### GIVEN RECORDS

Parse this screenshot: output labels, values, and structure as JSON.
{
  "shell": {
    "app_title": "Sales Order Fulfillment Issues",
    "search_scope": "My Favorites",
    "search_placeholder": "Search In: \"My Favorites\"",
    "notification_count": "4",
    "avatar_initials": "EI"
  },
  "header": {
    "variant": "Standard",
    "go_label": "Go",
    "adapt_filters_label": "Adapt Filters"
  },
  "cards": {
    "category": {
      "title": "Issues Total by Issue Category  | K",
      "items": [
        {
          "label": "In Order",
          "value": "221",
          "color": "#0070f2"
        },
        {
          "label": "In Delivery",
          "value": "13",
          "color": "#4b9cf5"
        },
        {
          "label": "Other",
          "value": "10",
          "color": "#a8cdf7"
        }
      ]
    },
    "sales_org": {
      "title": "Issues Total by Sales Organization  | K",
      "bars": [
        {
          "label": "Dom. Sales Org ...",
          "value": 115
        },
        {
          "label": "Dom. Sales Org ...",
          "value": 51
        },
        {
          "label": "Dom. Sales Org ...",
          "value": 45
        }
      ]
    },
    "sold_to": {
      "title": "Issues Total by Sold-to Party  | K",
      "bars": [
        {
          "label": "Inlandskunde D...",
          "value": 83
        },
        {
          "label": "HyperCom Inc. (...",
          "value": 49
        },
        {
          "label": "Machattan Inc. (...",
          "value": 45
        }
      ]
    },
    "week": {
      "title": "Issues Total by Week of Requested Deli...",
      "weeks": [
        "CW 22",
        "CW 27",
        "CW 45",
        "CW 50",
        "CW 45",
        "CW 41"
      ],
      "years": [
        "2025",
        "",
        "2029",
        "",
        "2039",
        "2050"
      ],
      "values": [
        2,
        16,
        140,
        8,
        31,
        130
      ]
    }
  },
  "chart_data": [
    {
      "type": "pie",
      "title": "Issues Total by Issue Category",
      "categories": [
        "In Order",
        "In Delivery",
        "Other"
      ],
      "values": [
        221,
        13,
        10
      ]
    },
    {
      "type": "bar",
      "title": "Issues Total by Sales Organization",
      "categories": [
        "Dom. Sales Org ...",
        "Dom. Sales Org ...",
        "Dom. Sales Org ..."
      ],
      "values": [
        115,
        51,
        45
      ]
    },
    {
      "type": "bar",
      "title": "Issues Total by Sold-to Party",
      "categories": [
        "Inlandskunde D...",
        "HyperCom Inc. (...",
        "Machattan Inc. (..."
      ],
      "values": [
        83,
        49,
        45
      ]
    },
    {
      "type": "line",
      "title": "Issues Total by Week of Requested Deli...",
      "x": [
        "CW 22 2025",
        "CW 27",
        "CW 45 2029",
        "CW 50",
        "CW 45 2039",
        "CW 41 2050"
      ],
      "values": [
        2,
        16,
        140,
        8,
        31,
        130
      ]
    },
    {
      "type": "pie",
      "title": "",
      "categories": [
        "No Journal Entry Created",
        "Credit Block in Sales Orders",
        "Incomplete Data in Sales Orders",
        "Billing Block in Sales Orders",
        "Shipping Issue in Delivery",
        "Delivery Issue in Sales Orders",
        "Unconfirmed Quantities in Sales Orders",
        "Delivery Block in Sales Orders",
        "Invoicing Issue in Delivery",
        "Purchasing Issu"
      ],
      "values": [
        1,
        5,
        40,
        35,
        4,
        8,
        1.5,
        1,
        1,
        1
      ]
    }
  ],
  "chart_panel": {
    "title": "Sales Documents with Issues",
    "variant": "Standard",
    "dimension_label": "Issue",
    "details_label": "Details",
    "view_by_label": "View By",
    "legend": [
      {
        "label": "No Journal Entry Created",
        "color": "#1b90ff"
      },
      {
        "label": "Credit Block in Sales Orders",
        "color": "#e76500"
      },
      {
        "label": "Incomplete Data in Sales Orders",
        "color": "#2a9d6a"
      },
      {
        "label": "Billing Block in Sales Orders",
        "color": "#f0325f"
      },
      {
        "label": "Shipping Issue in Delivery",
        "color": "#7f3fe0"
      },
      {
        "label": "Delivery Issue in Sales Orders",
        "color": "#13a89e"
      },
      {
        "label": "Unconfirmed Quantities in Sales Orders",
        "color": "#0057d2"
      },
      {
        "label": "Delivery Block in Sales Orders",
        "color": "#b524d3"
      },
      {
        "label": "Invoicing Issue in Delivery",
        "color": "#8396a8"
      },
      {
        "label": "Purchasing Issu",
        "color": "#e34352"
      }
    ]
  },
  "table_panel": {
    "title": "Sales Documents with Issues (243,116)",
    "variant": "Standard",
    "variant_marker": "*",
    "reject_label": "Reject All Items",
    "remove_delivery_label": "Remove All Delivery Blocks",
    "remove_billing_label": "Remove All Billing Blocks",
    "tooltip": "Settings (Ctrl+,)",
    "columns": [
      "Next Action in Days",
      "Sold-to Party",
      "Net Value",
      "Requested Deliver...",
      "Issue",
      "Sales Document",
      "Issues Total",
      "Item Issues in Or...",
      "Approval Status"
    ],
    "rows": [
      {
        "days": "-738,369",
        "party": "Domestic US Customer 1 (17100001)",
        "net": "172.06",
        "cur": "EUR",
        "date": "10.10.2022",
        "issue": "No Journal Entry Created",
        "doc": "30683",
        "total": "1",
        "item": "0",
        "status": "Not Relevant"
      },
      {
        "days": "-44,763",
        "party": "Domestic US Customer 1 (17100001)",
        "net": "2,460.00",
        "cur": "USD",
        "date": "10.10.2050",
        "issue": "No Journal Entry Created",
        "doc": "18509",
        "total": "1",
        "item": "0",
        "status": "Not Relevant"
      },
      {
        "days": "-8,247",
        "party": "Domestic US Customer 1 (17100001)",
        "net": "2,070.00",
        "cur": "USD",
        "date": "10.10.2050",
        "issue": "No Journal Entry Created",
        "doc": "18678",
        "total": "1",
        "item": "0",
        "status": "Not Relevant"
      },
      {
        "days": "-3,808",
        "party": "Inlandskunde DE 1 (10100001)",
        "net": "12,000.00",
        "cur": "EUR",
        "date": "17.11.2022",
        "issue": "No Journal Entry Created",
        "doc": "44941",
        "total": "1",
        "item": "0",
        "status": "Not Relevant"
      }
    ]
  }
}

### TASK GOAL
What do the records say? Quote them all exactly.

### ANSWER TO THIS EXERCISE
Parse this screenshot: output labels, values, and structure as JSON.
{
  "shell": {
    "app_title": "Sales Order Fulfillment Issues",
    "search_scope": "My Favorites",
    "search_placeholder": "Search In: \"My Favorites\"",
    "notification_count": "4",
    "avatar_initials": "EI"
  },
  "header": {
    "variant": "Standard",
    "go_label": "Go",
    "adapt_filters_label": "Adapt Filters"
  },
  "cards": {
    "category": {
      "title": "Issues Total by Issue Category  | K",
      "items": [
        {
          "label": "In Order",
          "value": "221",
          "color": "#0070f2"
        },
        {
          "label": "In Delivery",
          "value": "13",
          "color": "#4b9cf5"
        },
        {
          "label": "Other",
          "value": "10",
          "color": "#a8cdf7"
        }
      ]
    },
    "sales_org": {
      "title": "Issues Total by Sales Organization  | K",
      "bars": [
        {
          "label": "Dom. Sales Org ...",
          "value": 115
        },
        {
          "label": "Dom. Sales Org ...",
          "value": 51
        },
        {
          "label": "Dom. Sales Org ...",
          "value": 45
        }
      ]
    },
    "sold_to": {
      "title": "Issues Total by Sold-to Party  | K",
      "bars": [
        {
          "label": "Inlandskunde D...",
          "value": 83
        },
        {
          "label": "HyperCom Inc. (...",
          "value": 49
        },
        {
          "label": "Machattan Inc. (...",
          "value": 45
        }
      ]
    },
    "week": {
      "title": "Issues Total by Week of Requested Deli...",
      "weeks": [
        "CW 22",
        "CW 27",
        "CW 45",
        "CW 50",
        "CW 45",
        "CW 41"
      ],
      "years": [
        "2025",
        "",
        "2029",
        "",
        "2039",
        "2050"
      ],
      "values": [
        2,
        16,
        140,
        8,
        31,
        130
      ]
    }
  },
  "chart_data": [
    {
      "type": "pie",
      "title": "Issues Total by Issue Category",
      "categories": [
        "In Order",
        "In Delivery",
        "Other"
      ],
      "values": [
        221,
        13,
        10
      ]
    },
    {
      "type": "bar",
      "title": "Issues Total by Sales Organization",
      "categories": [
        "Dom. Sales Org ...",
        "Dom. Sales Org ...",
        "Dom. Sales Org ..."
      ],
      "values": [
        115,
        51,
        45
      ]
    },
    {
      "type": "bar",
      "title": "Issues Total by Sold-to Party",
      "categories": [
        "Inlandskunde D...",
        "HyperCom Inc. (...",
        "Machattan Inc. (..."
      ],
      "values": [
        83,
        49,
        45
      ]
    },
    {
      "type": "line",
      "title": "Issues Total by Week of Requested Deli...",
      "x": [
        "CW 22 2025",
        "CW 27",
        "CW 45 2029",
        "CW 50",
        "CW 45 2039",
        "CW 41 2050"
      ],
      "values": [
        2,
        16,
        140,
        8,
        31,
        130
      ]
    },
    {
      "type": "pie",
      "title": "",
      "categories": [
        "No Journal Entry Created",
        "Credit Block in Sales Orders",
        "Incomplete Data in Sales Orders",
        "Billing Block in Sales Orders",
        "Shipping Issue in Delivery",
        "Delivery Issue in Sales Orders",
        "Unconfirmed Quantities in Sales Orders",
        "Delivery Block in Sales Orders",
        "Invoicing Issue in Delivery",
        "Purchasing Issu"
      ],
      "values": [
        1,
        5,
        40,
        35,
        4,
        8,
        1.5,
        1,
        1,
        1
      ]
    }
  ],
  "chart_panel": {
    "title": "Sales Documents with Issues",
    "variant": "Standard",
    "dimension_label": "Issue",
    "details_label": "Details",
    "view_by_label": "View By",
    "legend": [
      {
        "label": "No Journal Entry Created",
        "color": "#1b90ff"
      },
      {
        "label": "Credit Block in Sales Orders",
        "color": "#e76500"
      },
      {
        "label": "Incomplete Data in Sales Orders",
        "color": "#2a9d6a"
      },
      {
        "label": "Billing Block in Sales Orders",
        "color": "#f0325f"
      },
      {
        "label": "Shipping Issue in Delivery",
        "color": "#7f3fe0"
      },
      {
        "label": "Delivery Issue in Sales Orders",
        "color": "#13a89e"
      },
      {
        "label": "Unconfirmed Quantities in Sales Orders",
        "color": "#0057d2"
      },
      {
        "label": "Delivery Block in Sales Orders",
        "color": "#b524d3"
      },
      {
        "label": "Invoicing Issue in Delivery",
        "color": "#8396a8"
      },
      {
        "label": "Purchasing Issu",
        "color": "#e34352"
      }
    ]
  },
  "table_panel": {
    "title": "Sales Documents with Issues (243,116)",
    "variant": "Standard",
    "variant_marker": "*",
    "reject_label": "Reject All Items",
    "remove_delivery_label": "Remove All Delivery Blocks",
    "remove_billing_label": "Remove All Billing Blocks",
    "tooltip": "Settings (Ctrl+,)",
    "columns": [
      "Next Action in Days",
      "Sold-to Party",
      "Net Value",
      "Requested Deliver...",
      "Issue",
      "Sales Document",
      "Issues Total",
      "Item Issues in Or...",
      "Approval Status"
    ],
    "rows": [
      {
        "days": "-738,369",
        "party": "Domestic US Customer 1 (17100001)",
        "net": "172.06",
        "cur": "EUR",
        "date": "10.10.2022",
        "issue": "No Journal Entry Created",
        "doc": "30683",
        "total": "1",
        "item": "0",
        "status": "Not Relevant"
      },
      {
        "days": "-44,763",
        "party": "Domestic US Customer 1 (17100001)",
        "net": "2,460.00",
        "cur": "USD",
        "date": "10.10.2050",
        "issue": "No Journal Entry Created",
        "doc": "18509",
        "total": "1",
        "item": "0",
        "status": "Not Relevant"
      },
      {
        "days": "-8,247",
        "party": "Domestic US Customer 1 (17100001)",
        "net": "2,070.00",
        "cur": "USD",
        "date": "10.10.2050",
        "issue": "No Journal Entry Created",
        "doc": "18678",
        "total": "1",
        "item": "0",
        "status": "Not Relevant"
      },
      {
        "days": "-3,808",
        "party": "Inlandskunde DE 1 (10100001)",
        "net": "12,000.00",
        "cur": "EUR",
        "date": "17.11.2022",
        "issue": "No Journal Entry Created",
        "doc": "44941",
        "total": "1",
        "item": "0",
        "status": "Not Relevant"
      }
    ]
  }
}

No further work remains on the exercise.